**Data entries**.
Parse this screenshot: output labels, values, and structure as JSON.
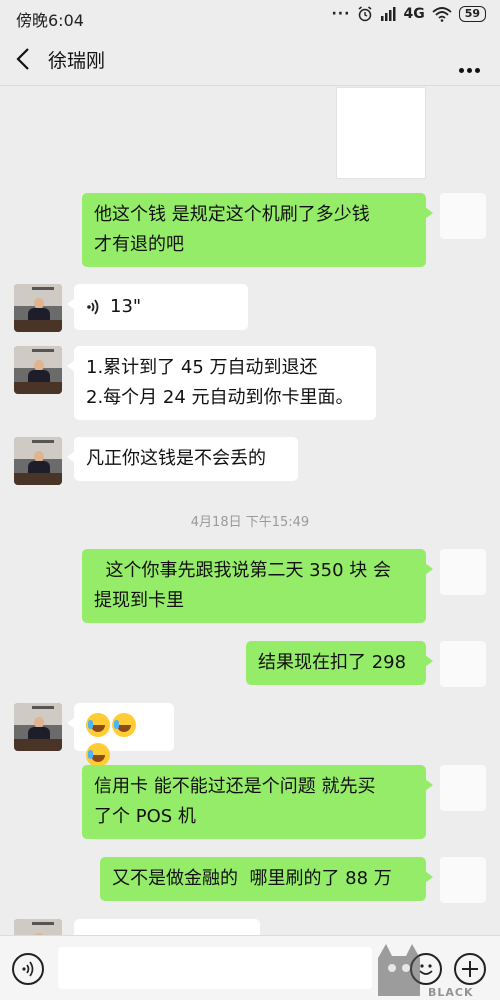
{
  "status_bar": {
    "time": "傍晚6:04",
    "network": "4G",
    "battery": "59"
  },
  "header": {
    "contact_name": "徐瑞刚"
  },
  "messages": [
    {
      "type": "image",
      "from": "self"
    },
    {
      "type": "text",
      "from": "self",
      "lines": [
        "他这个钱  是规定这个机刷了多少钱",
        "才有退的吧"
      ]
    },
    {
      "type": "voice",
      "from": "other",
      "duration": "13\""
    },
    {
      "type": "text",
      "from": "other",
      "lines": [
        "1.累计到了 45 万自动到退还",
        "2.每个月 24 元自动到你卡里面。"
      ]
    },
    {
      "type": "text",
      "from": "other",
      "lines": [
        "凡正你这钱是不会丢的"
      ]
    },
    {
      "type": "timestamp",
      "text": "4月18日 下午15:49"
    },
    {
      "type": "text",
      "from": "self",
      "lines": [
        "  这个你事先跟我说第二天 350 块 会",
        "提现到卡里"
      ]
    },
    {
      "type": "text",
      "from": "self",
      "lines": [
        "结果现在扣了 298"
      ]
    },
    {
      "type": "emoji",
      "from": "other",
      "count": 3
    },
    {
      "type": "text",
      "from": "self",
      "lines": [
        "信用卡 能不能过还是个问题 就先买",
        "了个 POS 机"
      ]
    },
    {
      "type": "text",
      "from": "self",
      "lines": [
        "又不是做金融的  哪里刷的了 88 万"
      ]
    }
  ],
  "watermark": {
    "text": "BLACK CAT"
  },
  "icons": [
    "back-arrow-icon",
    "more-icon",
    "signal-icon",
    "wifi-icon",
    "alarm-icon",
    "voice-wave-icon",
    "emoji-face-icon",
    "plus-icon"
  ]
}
...
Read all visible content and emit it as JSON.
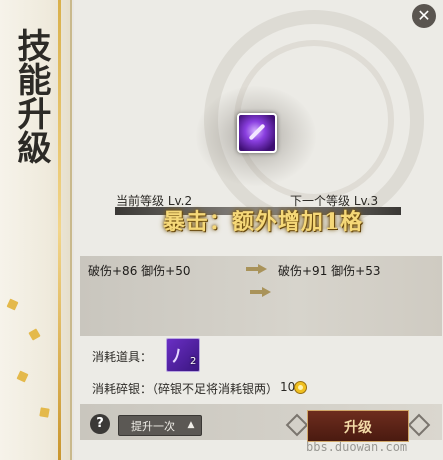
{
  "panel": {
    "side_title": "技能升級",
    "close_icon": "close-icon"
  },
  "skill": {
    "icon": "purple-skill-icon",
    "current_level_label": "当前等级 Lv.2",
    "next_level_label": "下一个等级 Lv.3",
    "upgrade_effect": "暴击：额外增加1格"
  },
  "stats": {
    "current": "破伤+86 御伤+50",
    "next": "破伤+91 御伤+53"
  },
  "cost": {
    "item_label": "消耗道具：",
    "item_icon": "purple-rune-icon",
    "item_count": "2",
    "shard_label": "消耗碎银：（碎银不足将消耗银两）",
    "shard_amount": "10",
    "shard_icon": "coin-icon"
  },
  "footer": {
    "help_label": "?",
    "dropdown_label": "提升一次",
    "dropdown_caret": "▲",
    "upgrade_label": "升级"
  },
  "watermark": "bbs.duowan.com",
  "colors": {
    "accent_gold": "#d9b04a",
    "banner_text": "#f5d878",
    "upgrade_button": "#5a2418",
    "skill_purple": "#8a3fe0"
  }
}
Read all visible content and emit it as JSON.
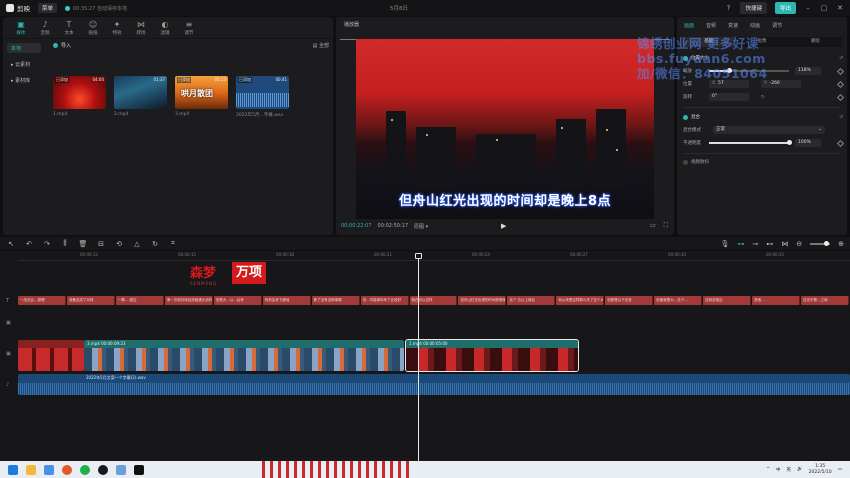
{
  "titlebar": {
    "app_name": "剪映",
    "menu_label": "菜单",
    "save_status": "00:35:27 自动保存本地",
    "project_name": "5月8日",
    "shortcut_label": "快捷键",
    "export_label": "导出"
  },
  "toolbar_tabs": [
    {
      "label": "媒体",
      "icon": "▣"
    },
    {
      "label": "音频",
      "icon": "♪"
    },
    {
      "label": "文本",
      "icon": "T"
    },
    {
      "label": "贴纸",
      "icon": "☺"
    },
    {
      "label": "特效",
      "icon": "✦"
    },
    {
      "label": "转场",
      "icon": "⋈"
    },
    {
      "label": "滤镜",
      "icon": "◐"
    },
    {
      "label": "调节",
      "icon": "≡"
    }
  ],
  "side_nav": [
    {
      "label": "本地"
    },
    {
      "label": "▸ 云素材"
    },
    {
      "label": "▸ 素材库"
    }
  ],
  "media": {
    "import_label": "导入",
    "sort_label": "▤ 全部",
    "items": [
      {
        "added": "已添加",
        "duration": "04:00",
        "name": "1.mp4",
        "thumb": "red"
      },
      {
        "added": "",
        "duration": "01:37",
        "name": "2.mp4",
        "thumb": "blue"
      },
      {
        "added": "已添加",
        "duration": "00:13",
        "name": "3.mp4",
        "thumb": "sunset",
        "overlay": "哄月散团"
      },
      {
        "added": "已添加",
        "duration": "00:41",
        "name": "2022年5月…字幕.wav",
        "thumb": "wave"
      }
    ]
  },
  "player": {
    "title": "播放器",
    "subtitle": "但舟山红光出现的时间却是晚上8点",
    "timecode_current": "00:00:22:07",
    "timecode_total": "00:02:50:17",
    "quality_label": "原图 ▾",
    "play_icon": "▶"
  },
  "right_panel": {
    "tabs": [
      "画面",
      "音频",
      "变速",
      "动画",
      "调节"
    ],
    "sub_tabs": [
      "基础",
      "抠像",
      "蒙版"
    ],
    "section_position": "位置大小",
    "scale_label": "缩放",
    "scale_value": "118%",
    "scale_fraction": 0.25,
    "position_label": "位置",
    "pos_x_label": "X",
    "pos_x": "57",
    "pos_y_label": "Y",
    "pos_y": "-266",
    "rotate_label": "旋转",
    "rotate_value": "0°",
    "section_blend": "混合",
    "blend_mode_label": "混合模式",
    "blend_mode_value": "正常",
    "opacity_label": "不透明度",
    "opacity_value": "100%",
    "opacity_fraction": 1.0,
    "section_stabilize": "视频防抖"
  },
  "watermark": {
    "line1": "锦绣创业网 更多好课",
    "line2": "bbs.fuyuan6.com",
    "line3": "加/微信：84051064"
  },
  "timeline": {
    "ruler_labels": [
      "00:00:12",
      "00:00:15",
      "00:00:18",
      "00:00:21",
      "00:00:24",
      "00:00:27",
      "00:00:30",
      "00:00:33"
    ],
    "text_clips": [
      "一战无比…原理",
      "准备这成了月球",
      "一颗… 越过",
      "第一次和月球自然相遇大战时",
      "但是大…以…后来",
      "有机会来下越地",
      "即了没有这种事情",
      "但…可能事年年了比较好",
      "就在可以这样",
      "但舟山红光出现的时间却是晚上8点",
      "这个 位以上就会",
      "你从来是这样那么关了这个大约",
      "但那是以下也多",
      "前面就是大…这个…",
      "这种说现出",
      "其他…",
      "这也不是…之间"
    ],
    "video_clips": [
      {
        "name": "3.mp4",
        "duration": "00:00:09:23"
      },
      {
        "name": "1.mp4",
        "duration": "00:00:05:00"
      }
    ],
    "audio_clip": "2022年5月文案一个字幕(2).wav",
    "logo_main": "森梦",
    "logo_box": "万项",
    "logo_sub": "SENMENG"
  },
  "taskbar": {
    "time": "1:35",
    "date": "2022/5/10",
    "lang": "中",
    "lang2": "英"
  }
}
==
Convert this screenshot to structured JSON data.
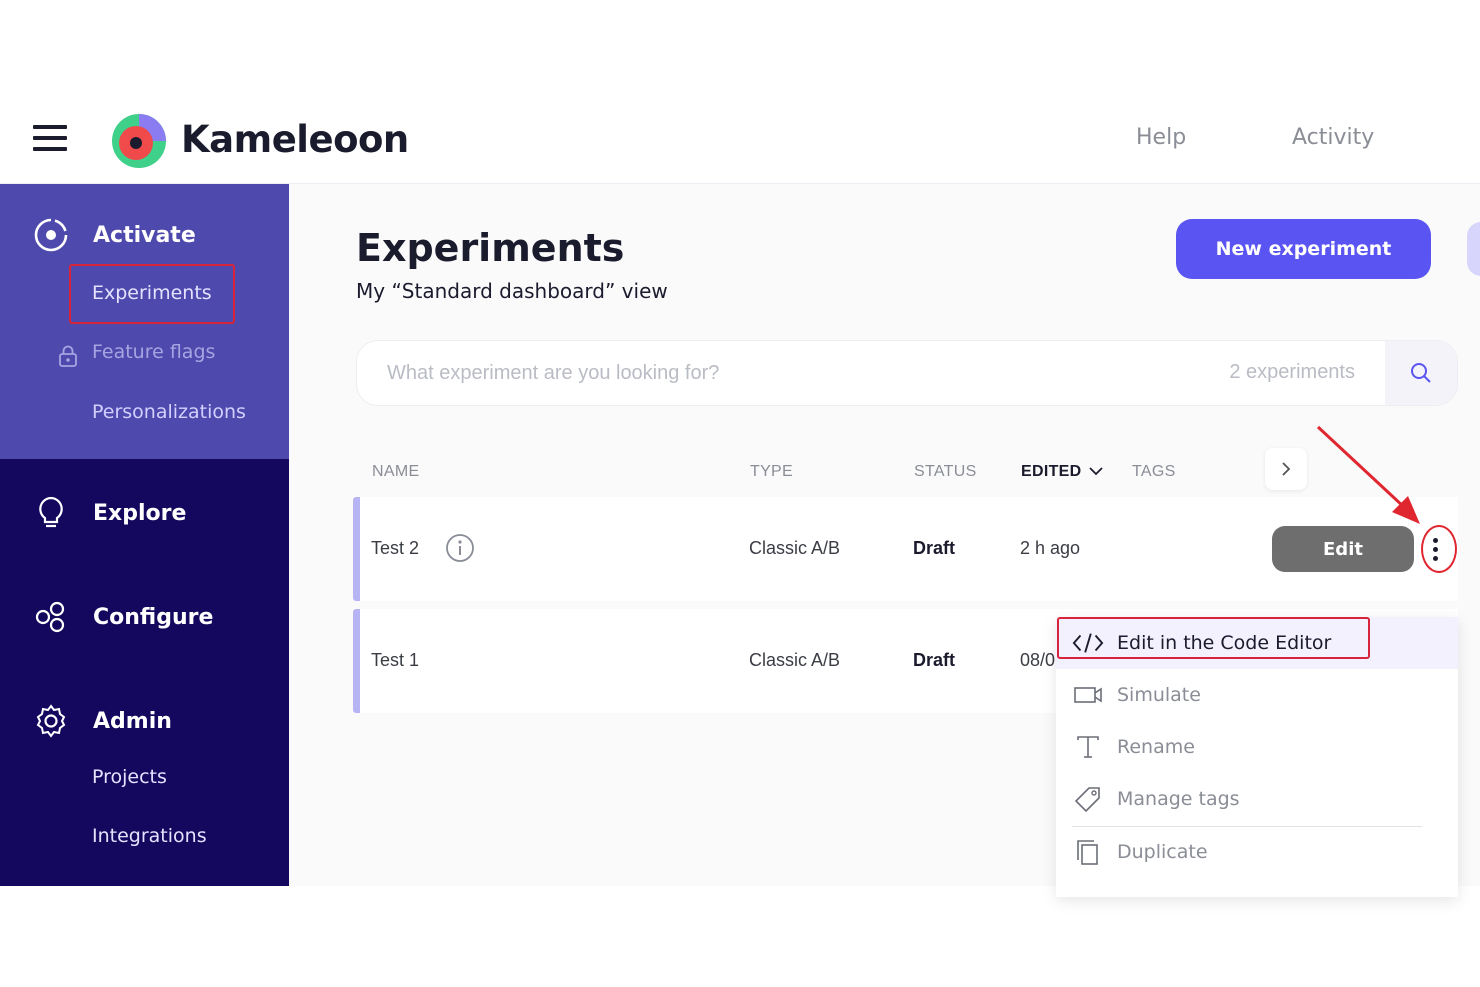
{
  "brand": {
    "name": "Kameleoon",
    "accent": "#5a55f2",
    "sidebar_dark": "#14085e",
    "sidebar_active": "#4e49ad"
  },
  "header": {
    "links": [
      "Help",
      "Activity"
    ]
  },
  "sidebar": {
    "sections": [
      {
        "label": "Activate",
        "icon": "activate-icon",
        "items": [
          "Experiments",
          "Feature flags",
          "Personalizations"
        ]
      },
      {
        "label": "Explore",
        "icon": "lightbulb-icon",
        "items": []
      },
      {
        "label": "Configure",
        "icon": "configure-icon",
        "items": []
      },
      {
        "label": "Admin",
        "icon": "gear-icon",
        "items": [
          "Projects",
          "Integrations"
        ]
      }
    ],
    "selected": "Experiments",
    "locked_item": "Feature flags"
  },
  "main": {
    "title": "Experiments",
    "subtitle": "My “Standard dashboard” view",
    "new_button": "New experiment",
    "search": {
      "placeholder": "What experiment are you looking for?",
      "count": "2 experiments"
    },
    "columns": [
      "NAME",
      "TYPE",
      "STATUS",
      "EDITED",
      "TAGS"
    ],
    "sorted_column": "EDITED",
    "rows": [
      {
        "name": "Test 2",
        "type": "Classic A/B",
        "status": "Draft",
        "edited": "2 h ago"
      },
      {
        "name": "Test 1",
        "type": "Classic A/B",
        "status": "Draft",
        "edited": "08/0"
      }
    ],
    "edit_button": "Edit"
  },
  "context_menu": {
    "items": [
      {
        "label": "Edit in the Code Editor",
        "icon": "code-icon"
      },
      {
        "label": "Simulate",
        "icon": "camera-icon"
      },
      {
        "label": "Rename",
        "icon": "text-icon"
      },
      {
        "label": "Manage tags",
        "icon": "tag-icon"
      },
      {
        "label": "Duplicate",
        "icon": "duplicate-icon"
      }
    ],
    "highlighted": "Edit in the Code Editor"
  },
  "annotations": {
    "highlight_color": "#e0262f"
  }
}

**Required work**. Find and copy every line in the entries above where the string "Editor" occurs.

**Response to this task**.
        "label": "Edit in the Code Editor",
    "highlighted": "Edit in the Code Editor"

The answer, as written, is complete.